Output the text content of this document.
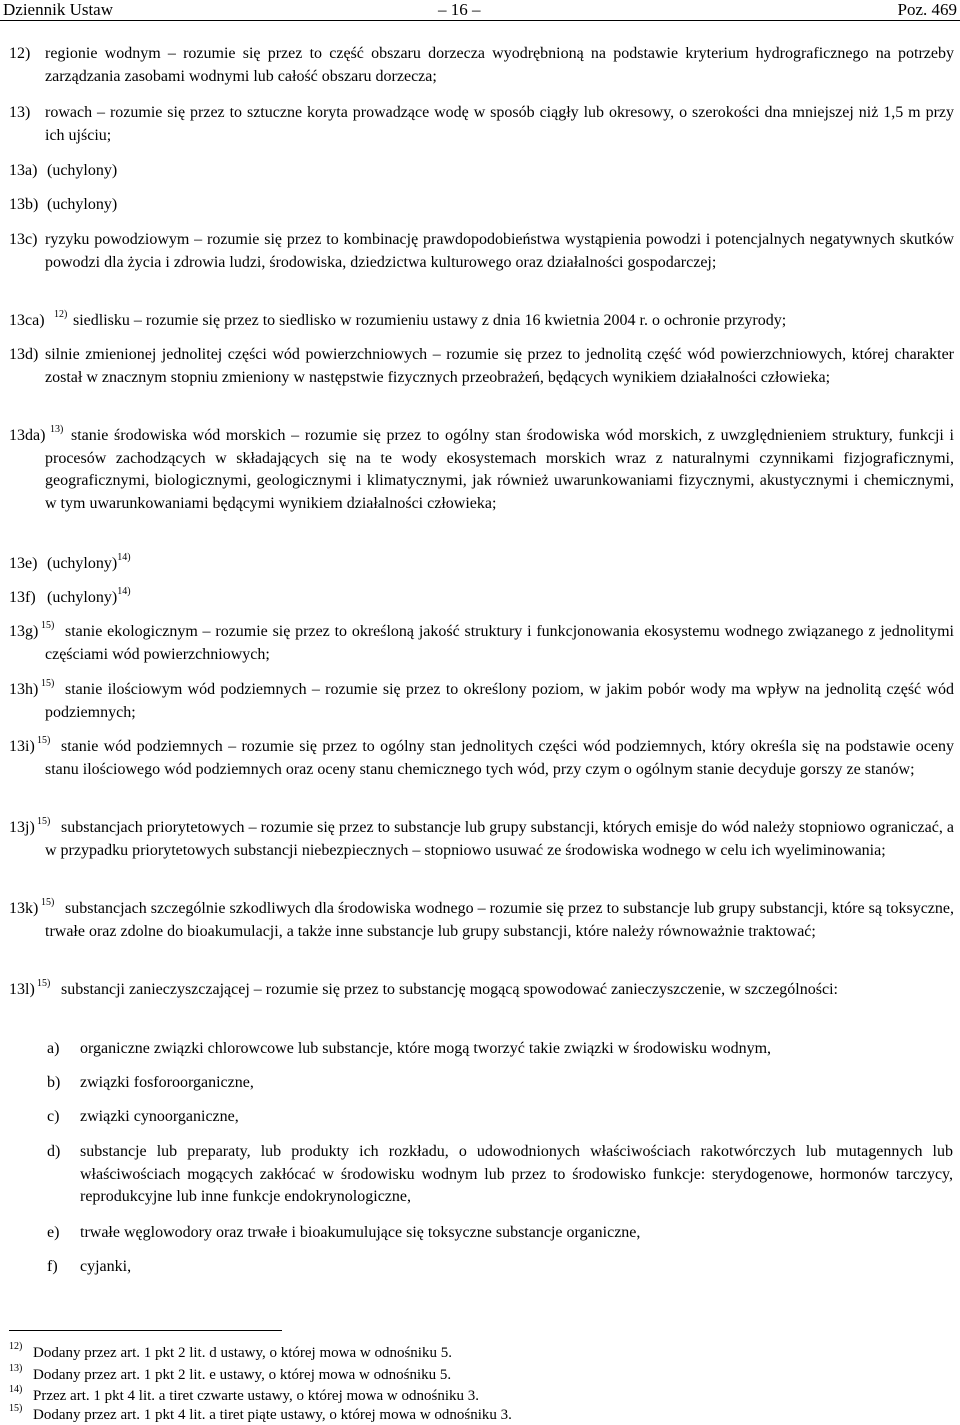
Dziennik Ustaw	– 16 –	Poz. 469
12) regionie wodnym – rozumie się przez to część obszaru dorzecza wyodrębnioną na podstawie kryterium hydrograficznego na potrzeby zarządzania zasobami wodnymi lub całość obszaru dorzecza;
13) rowach – rozumie się przez to sztuczne koryta prowadzące wodę w sposób ciągły lub okresowy, o szerokości dna mniejszej niż 1,5 m przy ich ujściu;
13a) (uchylony)
13b) (uchylony)
13c) ryzyku powodziowym – rozumie się przez to kombinację prawdopodobieństwa wystąpienia powodzi i potencjalnych negatywnych skutków powodzi dla życia i zdrowia ludzi, środowiska, dziedzictwa kulturowego oraz działalności gospodarczej;
13ca) $^{12)}$ siedlisku – rozumie się przez to siedlisko w rozumieniu ustawy z dnia 16 kwietnia 2004 r. o ochronie przyrody;
13d) silnie zmienionej jednolitej części wód powierzchniowych – rozumie się przez to jednolitą część wód powierzchniowych, której charakter został w znacznym stopniu zmieniony w następstwie fizycznych przeobrażeń, będących wynikiem działalności człowieka;
13da) $^{13)}$ stanie środowiska wód morskich – rozumie się przez to ogólny stan środowiska wód morskich, z uwzględnieniem struktury, funkcji i procesów zachodzących w składających się na te wody ekosystemach morskich wraz z naturalnymi czynnikami fizjograficznymi, geograficznymi, biologicznymi, geologicznymi i klimatycznymi, jak również uwarunkowaniami fizycznymi, akustycznymi i chemicznymi, w tym uwarunkowaniami będącymi wynikiem działalności człowieka;
13e) (uchylony)$^{14)}$
13f) (uchylony)$^{14)}$
13g) $^{15)}$ stanie ekologicznym – rozumie się przez to określoną jakość struktury i funkcjonowania ekosystemu wodnego związanego z jednolitymi częściami wód powierzchniowych;
13h) $^{15)}$ stanie ilościowym wód podziemnych – rozumie się przez to określony poziom, w jakim pobór wody ma wpływ na jednolitą część wód podziemnych;
13i) $^{15)}$ stanie wód podziemnych – rozumie się przez to ogólny stan jednolitych części wód podziemnych, który określa się na podstawie oceny stanu ilościowego wód podziemnych oraz oceny stanu chemicznego tych wód, przy czym o ogólnym stanie decyduje gorszy ze stanów;
13j) $^{15)}$ substancjach priorytetowych – rozumie się przez to substancje lub grupy substancji, których emisje do wód należy stopniowo ograniczać, a w przypadku priorytetowych substancji niebezpiecznych – stopniowo usuwać ze środowiska wodnego w celu ich wyeliminowania;
13k) $^{15)}$ substancjach szczególnie szkodliwych dla środowiska wodnego – rozumie się przez to substancje lub grupy substancji, które są toksyczne, trwałe oraz zdolne do bioakumulacji, a także inne substancje lub grupy substancji, które należy równoważnie traktować;
13l) $^{15)}$ substancji zanieczyszczającej – rozumie się przez to substancję mogącą spowodować zanieczyszczenie, w szczególności:
a) organiczne związki chlorowcowe lub substancje, które mogą tworzyć takie związki w środowisku wodnym,
b) związki fosforoorganiczne,
c) związki cynoorganiczne,
d) substancje lub preparaty, lub produkty ich rozkładu, o udowodnionych właściwościach rakotwórczych lub mutagennych lub właściwościach mogących zakłócać w środowisku wodnym lub przez to środowisko funkcje: sterydogenowe, hormonów tarczycy, reprodukcyjne lub inne funkcje endokrynologiczne,
e) trwałe węglowodory oraz trwałe i bioakumulujące się toksyczne substancje organiczne,
f) cyjanki,
12) Dodany przez art. 1 pkt 2 lit. d ustawy, o której mowa w odnośniku 5.
13) Dodany przez art. 1 pkt 2 lit. e ustawy, o której mowa w odnośniku 5.
14) Przez art. 1 pkt 4 lit. a tiret czwarte ustawy, o której mowa w odnośniku 3.
15) Dodany przez art. 1 pkt 4 lit. a tiret piąte ustawy, o której mowa w odnośniku 3.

▬▬▬▬▬▬▬▬▬▬

*To be done*
Without the pictures, restate each entry exactly.

*Response*
Output the text content of this document.
Dziennik Ustaw	– 16 –	Poz. 469
12) regionie wodnym – rozumie się przez to część obszaru dorzecza wyodrębnioną na podstawie kryterium hydrograficznego na potrzeby zarządzania zasobami wodnymi lub całość obszaru dorzecza;
13) rowach – rozumie się przez to sztuczne koryta prowadzące wodę w sposób ciągły lub okresowy, o szerokości dna mniejszej niż 1,5 m przy ich ujściu;
13a) (uchylony)
13b) (uchylony)
13c) ryzyku powodziowym – rozumie się przez to kombinację prawdopodobieństwa wystąpienia powodzi i potencjalnych negatywnych skutków powodzi dla życia i zdrowia ludzi, środowiska, dziedzictwa kulturowego oraz działalności gospodarczej;
13ca) $^{12)}$ siedlisku – rozumie się przez to siedlisko w rozumieniu ustawy z dnia 16 kwietnia 2004 r. o ochronie przyrody;
13d) silnie zmienionej jednolitej części wód powierzchniowych – rozumie się przez to jednolitą część wód powierzchniowych, której charakter został w znacznym stopniu zmieniony w następstwie fizycznych przeobrażeń, będących wynikiem działalności człowieka;
13da) $^{13)}$ stanie środowiska wód morskich – rozumie się przez to ogólny stan środowiska wód morskich, z uwzględnieniem struktury, funkcji i procesów zachodzących w składających się na te wody ekosystemach morskich wraz z naturalnymi czynnikami fizjograficznymi, geograficznymi, biologicznymi, geologicznymi i klimatycznymi, jak również uwarunkowaniami fizycznymi, akustycznymi i chemicznymi, w tym uwarunkowaniami będącymi wynikiem działalności człowieka;
13e) (uchylony)$^{14)}$
13f) (uchylony)$^{14)}$
13g) $^{15)}$ stanie ekologicznym – rozumie się przez to określoną jakość struktury i funkcjonowania ekosystemu wodnego związanego z jednolitymi częściami wód powierzchniowych;
13h) $^{15)}$ stanie ilościowym wód podziemnych – rozumie się przez to określony poziom, w jakim pobór wody ma wpływ na jednolitą część wód podziemnych;
13i) $^{15)}$ stanie wód podziemnych – rozumie się przez to ogólny stan jednolitych części wód podziemnych, który określa się na podstawie oceny stanu ilościowego wód podziemnych oraz oceny stanu chemicznego tych wód, przy czym o ogólnym stanie decyduje gorszy ze stanów;
13j) $^{15)}$ substancjach priorytetowych – rozumie się przez to substancje lub grupy substancji, których emisje do wód należy stopniowo ograniczać, a w przypadku priorytetowych substancji niebezpiecznych – stopniowo usuwać ze środowiska wodnego w celu ich wyeliminowania;
13k) $^{15)}$ substancjach szczególnie szkodliwych dla środowiska wodnego – rozumie się przez to substancje lub grupy substancji, które są toksyczne, trwałe oraz zdolne do bioakumulacji, a także inne substancje lub grupy substancji, które należy równoważnie traktować;
13l) $^{15)}$ substancji zanieczyszczającej – rozumie się przez to substancję mogącą spowodować zanieczyszczenie, w szczególności:
a) organiczne związki chlorowcowe lub substancje, które mogą tworzyć takie związki w środowisku wodnym,
b) związki fosforoorganiczne,
c) związki cynoorganiczne,
d) substancje lub preparaty, lub produkty ich rozkładu, o udowodnionych właściwościach rakotwórczych lub mutagennych lub właściwościach mogących zakłócać w środowisku wodnym lub przez to środowisko funkcje: sterydogenowe, hormonów tarczycy, reprodukcyjne lub inne funkcje endokrynologiczne,
e) trwałe węglowodory oraz trwałe i bioakumulujące się toksyczne substancje organiczne,
f) cyjanki,
12) Dodany przez art. 1 pkt 2 lit. d ustawy, o której mowa w odnośniku 5.
13) Dodany przez art. 1 pkt 2 lit. e ustawy, o której mowa w odnośniku 5.
14) Przez art. 1 pkt 4 lit. a tiret czwarte ustawy, o której mowa w odnośniku 3.
15) Dodany przez art. 1 pkt 4 lit. a tiret piąte ustawy, o której mowa w odnośniku 3.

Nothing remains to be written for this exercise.